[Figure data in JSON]
+ + + + + + +
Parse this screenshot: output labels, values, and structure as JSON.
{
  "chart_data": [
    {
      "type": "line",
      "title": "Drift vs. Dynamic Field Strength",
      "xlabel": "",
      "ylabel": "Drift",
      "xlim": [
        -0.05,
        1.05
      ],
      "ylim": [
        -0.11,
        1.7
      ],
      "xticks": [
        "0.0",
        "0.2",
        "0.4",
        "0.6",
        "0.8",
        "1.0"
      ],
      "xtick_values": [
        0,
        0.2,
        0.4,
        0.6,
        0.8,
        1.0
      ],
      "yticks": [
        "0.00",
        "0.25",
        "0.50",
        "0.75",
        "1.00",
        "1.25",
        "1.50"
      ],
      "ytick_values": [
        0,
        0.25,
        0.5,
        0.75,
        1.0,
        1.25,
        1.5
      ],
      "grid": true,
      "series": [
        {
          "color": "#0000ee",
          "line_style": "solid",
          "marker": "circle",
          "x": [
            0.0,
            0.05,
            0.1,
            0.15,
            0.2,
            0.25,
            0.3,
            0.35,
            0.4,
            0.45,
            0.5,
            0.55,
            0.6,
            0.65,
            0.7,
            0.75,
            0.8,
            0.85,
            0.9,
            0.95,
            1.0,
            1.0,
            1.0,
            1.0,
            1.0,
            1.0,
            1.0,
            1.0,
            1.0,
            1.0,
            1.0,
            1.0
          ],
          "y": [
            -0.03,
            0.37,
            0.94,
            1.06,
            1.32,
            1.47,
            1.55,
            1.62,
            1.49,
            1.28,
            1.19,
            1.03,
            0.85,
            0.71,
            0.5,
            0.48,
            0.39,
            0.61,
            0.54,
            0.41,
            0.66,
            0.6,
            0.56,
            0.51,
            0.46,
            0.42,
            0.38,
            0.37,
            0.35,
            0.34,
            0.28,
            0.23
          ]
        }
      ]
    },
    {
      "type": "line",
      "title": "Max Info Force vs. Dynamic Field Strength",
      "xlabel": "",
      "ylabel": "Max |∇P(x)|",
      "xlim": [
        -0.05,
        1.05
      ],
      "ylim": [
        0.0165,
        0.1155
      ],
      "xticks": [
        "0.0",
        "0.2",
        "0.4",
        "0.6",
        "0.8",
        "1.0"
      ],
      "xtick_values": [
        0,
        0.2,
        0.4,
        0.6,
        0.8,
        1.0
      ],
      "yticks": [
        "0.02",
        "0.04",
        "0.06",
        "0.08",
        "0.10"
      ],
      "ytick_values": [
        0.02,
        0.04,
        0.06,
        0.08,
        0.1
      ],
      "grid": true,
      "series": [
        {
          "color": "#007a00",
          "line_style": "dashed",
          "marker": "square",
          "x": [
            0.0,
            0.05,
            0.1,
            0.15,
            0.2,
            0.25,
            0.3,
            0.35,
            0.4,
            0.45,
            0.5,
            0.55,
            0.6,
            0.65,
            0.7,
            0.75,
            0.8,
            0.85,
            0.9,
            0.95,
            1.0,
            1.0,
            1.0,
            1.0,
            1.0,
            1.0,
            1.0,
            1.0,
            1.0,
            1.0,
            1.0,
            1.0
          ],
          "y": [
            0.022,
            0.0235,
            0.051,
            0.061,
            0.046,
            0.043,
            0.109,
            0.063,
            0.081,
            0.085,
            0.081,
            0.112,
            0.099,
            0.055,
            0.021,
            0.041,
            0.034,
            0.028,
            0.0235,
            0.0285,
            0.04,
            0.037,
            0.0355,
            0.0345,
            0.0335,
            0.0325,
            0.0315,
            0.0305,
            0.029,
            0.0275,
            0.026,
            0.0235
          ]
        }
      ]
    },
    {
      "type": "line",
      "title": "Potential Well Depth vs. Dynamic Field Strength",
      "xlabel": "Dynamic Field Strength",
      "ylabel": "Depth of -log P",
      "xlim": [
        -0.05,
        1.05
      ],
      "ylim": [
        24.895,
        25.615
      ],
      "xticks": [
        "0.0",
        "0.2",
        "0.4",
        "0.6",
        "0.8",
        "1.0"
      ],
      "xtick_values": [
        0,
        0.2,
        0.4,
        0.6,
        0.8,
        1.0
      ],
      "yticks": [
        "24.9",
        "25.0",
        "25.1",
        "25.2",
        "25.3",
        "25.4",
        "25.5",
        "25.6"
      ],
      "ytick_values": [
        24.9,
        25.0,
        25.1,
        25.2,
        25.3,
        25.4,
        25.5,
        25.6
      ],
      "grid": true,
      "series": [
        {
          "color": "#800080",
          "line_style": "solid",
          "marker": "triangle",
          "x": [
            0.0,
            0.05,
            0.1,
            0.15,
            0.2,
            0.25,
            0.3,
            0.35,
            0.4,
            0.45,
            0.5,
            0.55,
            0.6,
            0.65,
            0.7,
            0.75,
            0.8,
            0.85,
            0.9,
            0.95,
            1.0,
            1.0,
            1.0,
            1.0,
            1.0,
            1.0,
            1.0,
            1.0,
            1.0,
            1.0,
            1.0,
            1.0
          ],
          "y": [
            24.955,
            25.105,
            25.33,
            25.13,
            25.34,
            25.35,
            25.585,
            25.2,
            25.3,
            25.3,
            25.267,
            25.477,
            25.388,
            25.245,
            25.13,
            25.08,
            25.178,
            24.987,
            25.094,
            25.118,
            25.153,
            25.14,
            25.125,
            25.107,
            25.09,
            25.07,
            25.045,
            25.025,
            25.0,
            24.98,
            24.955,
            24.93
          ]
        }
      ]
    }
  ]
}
+ + + + + + +
:: Short exercise ::
Reproduce all of the data exactly as given.

:: Answer for the task ::
Parse this screenshot: output labels, values, and structure as JSON.
{
  "chart_data": [
    {
      "type": "line",
      "title": "Drift vs. Dynamic Field Strength",
      "xlabel": "",
      "ylabel": "Drift",
      "xlim": [
        -0.05,
        1.05
      ],
      "ylim": [
        -0.11,
        1.7
      ],
      "xticks": [
        "0.0",
        "0.2",
        "0.4",
        "0.6",
        "0.8",
        "1.0"
      ],
      "xtick_values": [
        0,
        0.2,
        0.4,
        0.6,
        0.8,
        1.0
      ],
      "yticks": [
        "0.00",
        "0.25",
        "0.50",
        "0.75",
        "1.00",
        "1.25",
        "1.50"
      ],
      "ytick_values": [
        0,
        0.25,
        0.5,
        0.75,
        1.0,
        1.25,
        1.5
      ],
      "grid": true,
      "series": [
        {
          "color": "#0000ee",
          "line_style": "solid",
          "marker": "circle",
          "x": [
            0.0,
            0.05,
            0.1,
            0.15,
            0.2,
            0.25,
            0.3,
            0.35,
            0.4,
            0.45,
            0.5,
            0.55,
            0.6,
            0.65,
            0.7,
            0.75,
            0.8,
            0.85,
            0.9,
            0.95,
            1.0,
            1.0,
            1.0,
            1.0,
            1.0,
            1.0,
            1.0,
            1.0,
            1.0,
            1.0,
            1.0,
            1.0
          ],
          "y": [
            -0.03,
            0.37,
            0.94,
            1.06,
            1.32,
            1.47,
            1.55,
            1.62,
            1.49,
            1.28,
            1.19,
            1.03,
            0.85,
            0.71,
            0.5,
            0.48,
            0.39,
            0.61,
            0.54,
            0.41,
            0.66,
            0.6,
            0.56,
            0.51,
            0.46,
            0.42,
            0.38,
            0.37,
            0.35,
            0.34,
            0.28,
            0.23
          ]
        }
      ]
    },
    {
      "type": "line",
      "title": "Max Info Force vs. Dynamic Field Strength",
      "xlabel": "",
      "ylabel": "Max |∇P(x)|",
      "xlim": [
        -0.05,
        1.05
      ],
      "ylim": [
        0.0165,
        0.1155
      ],
      "xticks": [
        "0.0",
        "0.2",
        "0.4",
        "0.6",
        "0.8",
        "1.0"
      ],
      "xtick_values": [
        0,
        0.2,
        0.4,
        0.6,
        0.8,
        1.0
      ],
      "yticks": [
        "0.02",
        "0.04",
        "0.06",
        "0.08",
        "0.10"
      ],
      "ytick_values": [
        0.02,
        0.04,
        0.06,
        0.08,
        0.1
      ],
      "grid": true,
      "series": [
        {
          "color": "#007a00",
          "line_style": "dashed",
          "marker": "square",
          "x": [
            0.0,
            0.05,
            0.1,
            0.15,
            0.2,
            0.25,
            0.3,
            0.35,
            0.4,
            0.45,
            0.5,
            0.55,
            0.6,
            0.65,
            0.7,
            0.75,
            0.8,
            0.85,
            0.9,
            0.95,
            1.0,
            1.0,
            1.0,
            1.0,
            1.0,
            1.0,
            1.0,
            1.0,
            1.0,
            1.0,
            1.0,
            1.0
          ],
          "y": [
            0.022,
            0.0235,
            0.051,
            0.061,
            0.046,
            0.043,
            0.109,
            0.063,
            0.081,
            0.085,
            0.081,
            0.112,
            0.099,
            0.055,
            0.021,
            0.041,
            0.034,
            0.028,
            0.0235,
            0.0285,
            0.04,
            0.037,
            0.0355,
            0.0345,
            0.0335,
            0.0325,
            0.0315,
            0.0305,
            0.029,
            0.0275,
            0.026,
            0.0235
          ]
        }
      ]
    },
    {
      "type": "line",
      "title": "Potential Well Depth vs. Dynamic Field Strength",
      "xlabel": "Dynamic Field Strength",
      "ylabel": "Depth of -log P",
      "xlim": [
        -0.05,
        1.05
      ],
      "ylim": [
        24.895,
        25.615
      ],
      "xticks": [
        "0.0",
        "0.2",
        "0.4",
        "0.6",
        "0.8",
        "1.0"
      ],
      "xtick_values": [
        0,
        0.2,
        0.4,
        0.6,
        0.8,
        1.0
      ],
      "yticks": [
        "24.9",
        "25.0",
        "25.1",
        "25.2",
        "25.3",
        "25.4",
        "25.5",
        "25.6"
      ],
      "ytick_values": [
        24.9,
        25.0,
        25.1,
        25.2,
        25.3,
        25.4,
        25.5,
        25.6
      ],
      "grid": true,
      "series": [
        {
          "color": "#800080",
          "line_style": "solid",
          "marker": "triangle",
          "x": [
            0.0,
            0.05,
            0.1,
            0.15,
            0.2,
            0.25,
            0.3,
            0.35,
            0.4,
            0.45,
            0.5,
            0.55,
            0.6,
            0.65,
            0.7,
            0.75,
            0.8,
            0.85,
            0.9,
            0.95,
            1.0,
            1.0,
            1.0,
            1.0,
            1.0,
            1.0,
            1.0,
            1.0,
            1.0,
            1.0,
            1.0,
            1.0
          ],
          "y": [
            24.955,
            25.105,
            25.33,
            25.13,
            25.34,
            25.35,
            25.585,
            25.2,
            25.3,
            25.3,
            25.267,
            25.477,
            25.388,
            25.245,
            25.13,
            25.08,
            25.178,
            24.987,
            25.094,
            25.118,
            25.153,
            25.14,
            25.125,
            25.107,
            25.09,
            25.07,
            25.045,
            25.025,
            25.0,
            24.98,
            24.955,
            24.93
          ]
        }
      ]
    }
  ]
}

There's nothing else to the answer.